[Data records]
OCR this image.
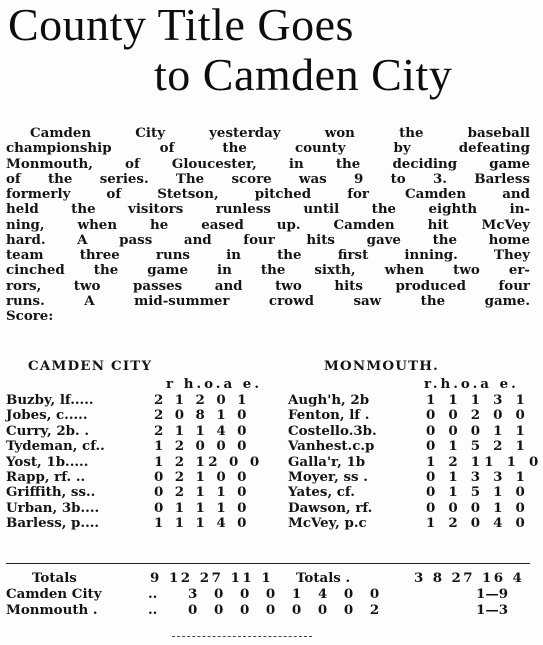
County Title Goes
to Camden City
Camden City yesterday won the baseball
championship of the county by defeating
Monmouth, of Gloucester, in the deciding game
of the series. The score was 9 to 3. Barless
formerly of Stetson, pitched for Camden and
held the visitors runless until the eighth in-
ning, when he eased up. Camden hit McVey
hard. A pass and four hits gave the home
team three runs in the first inning. They
cinched the game in the sixth, when two er-
rors, two passes and two hits produced four
runs. A mid-summer crowd saw the game.
Score:
CAMDEN CITY	MONMOUTH.
r h.o.a e.	r.h.o.a e.
Buzby, lf.....	2 1 2 0 1	Augh'h, 2b	1 1 1 3 1
Jobes, c.....	2 0 8 1 0	Fenton, lf .	0 0 2 0 0
Curry, 2b. .	2 1 1 4 0	Costello.3b.	0 0 0 1 1
Tydeman, cf..	1 2 0 0 0	Vanhest.c.p	0 1 5 2 1
Yost, 1b.....	1 2 12 0 0	Galla'r, 1b	1 2 11 1 0
Rapp, rf. ..	0 2 1 0 0	Moyer, ss .	0 1 3 3 1
Griffith, ss..	0 2 1 1 0	Yates, cf.	0 1 5 1 0
Urban, 3b....	0 1 1 1 0	Dawson, rf.	0 0 0 1 0
Barless, p....	1 1 1 4 0	McVey, p.c	1 2 0 4 0
Totals	9 12 27 11 1 Totals .	3 8 27 16 4
Camden City	.. 3 0 0 0 1 4 0 0	1—9
Monmouth .	.. 0 0 0 0 0 0 0 2	1—3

#### [Directions for this task]
Omit the images and transcribe all of the records above word for word.

#### [Result for this task]
OCR this image.
County Title Goes
to Camden City
Camden City yesterday won the baseball
championship of the county by defeating
Monmouth, of Gloucester, in the deciding game
of the series. The score was 9 to 3. Barless
formerly of Stetson, pitched for Camden and
held the visitors runless until the eighth in-
ning, when he eased up. Camden hit McVey
hard. A pass and four hits gave the home
team three runs in the first inning. They
cinched the game in the sixth, when two er-
rors, two passes and two hits produced four
runs. A mid-summer crowd saw the game.
Score:
CAMDEN CITY	MONMOUTH.
r h.o.a e.	r.h.o.a e.
Buzby, lf.....	2 1 2 0 1	Augh'h, 2b	1 1 1 3 1
Jobes, c.....	2 0 8 1 0	Fenton, lf .	0 0 2 0 0
Curry, 2b. .	2 1 1 4 0	Costello.3b.	0 0 0 1 1
Tydeman, cf..	1 2 0 0 0	Vanhest.c.p	0 1 5 2 1
Yost, 1b.....	1 2 12 0 0	Galla'r, 1b	1 2 11 1 0
Rapp, rf. ..	0 2 1 0 0	Moyer, ss .	0 1 3 3 1
Griffith, ss..	0 2 1 1 0	Yates, cf.	0 1 5 1 0
Urban, 3b....	0 1 1 1 0	Dawson, rf.	0 0 0 1 0
Barless, p....	1 1 1 4 0	McVey, p.c	1 2 0 4 0
Totals	9 12 27 11 1 Totals .	3 8 27 16 4
Camden City	.. 3 0 0 0 1 4 0 0	1—9
Monmouth .	.. 0 0 0 0 0 0 0 2	1—3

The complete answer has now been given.